#### Aim:
Extract each line of the data and write it out again exactly.

#### Provided records:
* * * * *

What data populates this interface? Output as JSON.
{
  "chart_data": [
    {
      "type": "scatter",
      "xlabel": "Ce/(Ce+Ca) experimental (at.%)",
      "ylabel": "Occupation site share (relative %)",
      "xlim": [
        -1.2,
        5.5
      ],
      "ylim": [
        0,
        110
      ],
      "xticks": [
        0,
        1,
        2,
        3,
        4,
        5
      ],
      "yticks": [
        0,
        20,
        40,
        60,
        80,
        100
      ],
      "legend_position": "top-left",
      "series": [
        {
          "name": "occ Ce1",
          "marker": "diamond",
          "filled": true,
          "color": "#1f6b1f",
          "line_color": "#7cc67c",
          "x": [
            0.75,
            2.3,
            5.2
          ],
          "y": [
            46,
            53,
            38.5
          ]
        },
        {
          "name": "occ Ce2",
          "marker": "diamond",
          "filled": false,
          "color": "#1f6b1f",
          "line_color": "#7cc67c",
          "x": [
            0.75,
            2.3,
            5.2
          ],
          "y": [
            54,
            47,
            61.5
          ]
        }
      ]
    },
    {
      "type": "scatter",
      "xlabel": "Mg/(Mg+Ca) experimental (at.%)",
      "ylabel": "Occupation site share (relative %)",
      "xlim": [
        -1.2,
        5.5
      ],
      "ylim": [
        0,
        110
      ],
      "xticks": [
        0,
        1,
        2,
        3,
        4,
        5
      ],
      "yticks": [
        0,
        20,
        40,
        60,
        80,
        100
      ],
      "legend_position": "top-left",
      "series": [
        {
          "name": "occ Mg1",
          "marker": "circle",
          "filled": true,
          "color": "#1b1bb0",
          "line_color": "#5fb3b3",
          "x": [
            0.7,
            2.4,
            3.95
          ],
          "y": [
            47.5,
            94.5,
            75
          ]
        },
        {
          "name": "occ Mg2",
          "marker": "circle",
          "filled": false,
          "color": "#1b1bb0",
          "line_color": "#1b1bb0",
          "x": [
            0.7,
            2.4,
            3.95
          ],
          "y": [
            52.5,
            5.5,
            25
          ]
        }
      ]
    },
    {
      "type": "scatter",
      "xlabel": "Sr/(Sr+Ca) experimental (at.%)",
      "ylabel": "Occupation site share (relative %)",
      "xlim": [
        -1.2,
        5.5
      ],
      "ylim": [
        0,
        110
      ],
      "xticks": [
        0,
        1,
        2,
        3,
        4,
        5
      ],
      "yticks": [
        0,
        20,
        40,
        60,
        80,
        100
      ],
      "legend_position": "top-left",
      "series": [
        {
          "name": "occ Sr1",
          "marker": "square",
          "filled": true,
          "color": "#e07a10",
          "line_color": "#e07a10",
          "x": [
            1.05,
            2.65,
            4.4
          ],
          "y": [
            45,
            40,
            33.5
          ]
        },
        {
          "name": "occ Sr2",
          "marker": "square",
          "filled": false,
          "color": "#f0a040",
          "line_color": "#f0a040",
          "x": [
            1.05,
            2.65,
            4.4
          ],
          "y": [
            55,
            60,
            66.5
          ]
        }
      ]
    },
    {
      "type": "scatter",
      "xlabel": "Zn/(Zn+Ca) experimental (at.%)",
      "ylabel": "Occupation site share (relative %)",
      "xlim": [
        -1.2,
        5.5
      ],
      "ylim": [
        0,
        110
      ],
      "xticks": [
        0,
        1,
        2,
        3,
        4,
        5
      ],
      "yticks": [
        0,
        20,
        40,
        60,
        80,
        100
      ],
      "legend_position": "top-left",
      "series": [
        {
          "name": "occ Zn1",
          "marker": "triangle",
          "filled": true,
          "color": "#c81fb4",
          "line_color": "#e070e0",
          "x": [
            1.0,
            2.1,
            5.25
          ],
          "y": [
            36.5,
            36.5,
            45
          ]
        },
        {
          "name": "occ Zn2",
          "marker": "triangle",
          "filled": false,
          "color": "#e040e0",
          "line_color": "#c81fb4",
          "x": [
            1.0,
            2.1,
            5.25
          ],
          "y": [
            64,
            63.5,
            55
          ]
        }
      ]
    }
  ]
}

* * * * *

#### Full output:
What data populates this interface? Output as JSON.
{
  "chart_data": [
    {
      "type": "scatter",
      "xlabel": "Ce/(Ce+Ca) experimental (at.%)",
      "ylabel": "Occupation site share (relative %)",
      "xlim": [
        -1.2,
        5.5
      ],
      "ylim": [
        0,
        110
      ],
      "xticks": [
        0,
        1,
        2,
        3,
        4,
        5
      ],
      "yticks": [
        0,
        20,
        40,
        60,
        80,
        100
      ],
      "legend_position": "top-left",
      "series": [
        {
          "name": "occ Ce1",
          "marker": "diamond",
          "filled": true,
          "color": "#1f6b1f",
          "line_color": "#7cc67c",
          "x": [
            0.75,
            2.3,
            5.2
          ],
          "y": [
            46,
            53,
            38.5
          ]
        },
        {
          "name": "occ Ce2",
          "marker": "diamond",
          "filled": false,
          "color": "#1f6b1f",
          "line_color": "#7cc67c",
          "x": [
            0.75,
            2.3,
            5.2
          ],
          "y": [
            54,
            47,
            61.5
          ]
        }
      ]
    },
    {
      "type": "scatter",
      "xlabel": "Mg/(Mg+Ca) experimental (at.%)",
      "ylabel": "Occupation site share (relative %)",
      "xlim": [
        -1.2,
        5.5
      ],
      "ylim": [
        0,
        110
      ],
      "xticks": [
        0,
        1,
        2,
        3,
        4,
        5
      ],
      "yticks": [
        0,
        20,
        40,
        60,
        80,
        100
      ],
      "legend_position": "top-left",
      "series": [
        {
          "name": "occ Mg1",
          "marker": "circle",
          "filled": true,
          "color": "#1b1bb0",
          "line_color": "#5fb3b3",
          "x": [
            0.7,
            2.4,
            3.95
          ],
          "y": [
            47.5,
            94.5,
            75
          ]
        },
        {
          "name": "occ Mg2",
          "marker": "circle",
          "filled": false,
          "color": "#1b1bb0",
          "line_color": "#1b1bb0",
          "x": [
            0.7,
            2.4,
            3.95
          ],
          "y": [
            52.5,
            5.5,
            25
          ]
        }
      ]
    },
    {
      "type": "scatter",
      "xlabel": "Sr/(Sr+Ca) experimental (at.%)",
      "ylabel": "Occupation site share (relative %)",
      "xlim": [
        -1.2,
        5.5
      ],
      "ylim": [
        0,
        110
      ],
      "xticks": [
        0,
        1,
        2,
        3,
        4,
        5
      ],
      "yticks": [
        0,
        20,
        40,
        60,
        80,
        100
      ],
      "legend_position": "top-left",
      "series": [
        {
          "name": "occ Sr1",
          "marker": "square",
          "filled": true,
          "color": "#e07a10",
          "line_color": "#e07a10",
          "x": [
            1.05,
            2.65,
            4.4
          ],
          "y": [
            45,
            40,
            33.5
          ]
        },
        {
          "name": "occ Sr2",
          "marker": "square",
          "filled": false,
          "color": "#f0a040",
          "line_color": "#f0a040",
          "x": [
            1.05,
            2.65,
            4.4
          ],
          "y": [
            55,
            60,
            66.5
          ]
        }
      ]
    },
    {
      "type": "scatter",
      "xlabel": "Zn/(Zn+Ca) experimental (at.%)",
      "ylabel": "Occupation site share (relative %)",
      "xlim": [
        -1.2,
        5.5
      ],
      "ylim": [
        0,
        110
      ],
      "xticks": [
        0,
        1,
        2,
        3,
        4,
        5
      ],
      "yticks": [
        0,
        20,
        40,
        60,
        80,
        100
      ],
      "legend_position": "top-left",
      "series": [
        {
          "name": "occ Zn1",
          "marker": "triangle",
          "filled": true,
          "color": "#c81fb4",
          "line_color": "#e070e0",
          "x": [
            1.0,
            2.1,
            5.25
          ],
          "y": [
            36.5,
            36.5,
            45
          ]
        },
        {
          "name": "occ Zn2",
          "marker": "triangle",
          "filled": false,
          "color": "#e040e0",
          "line_color": "#c81fb4",
          "x": [
            1.0,
            2.1,
            5.25
          ],
          "y": [
            64,
            63.5,
            55
          ]
        }
      ]
    }
  ]
}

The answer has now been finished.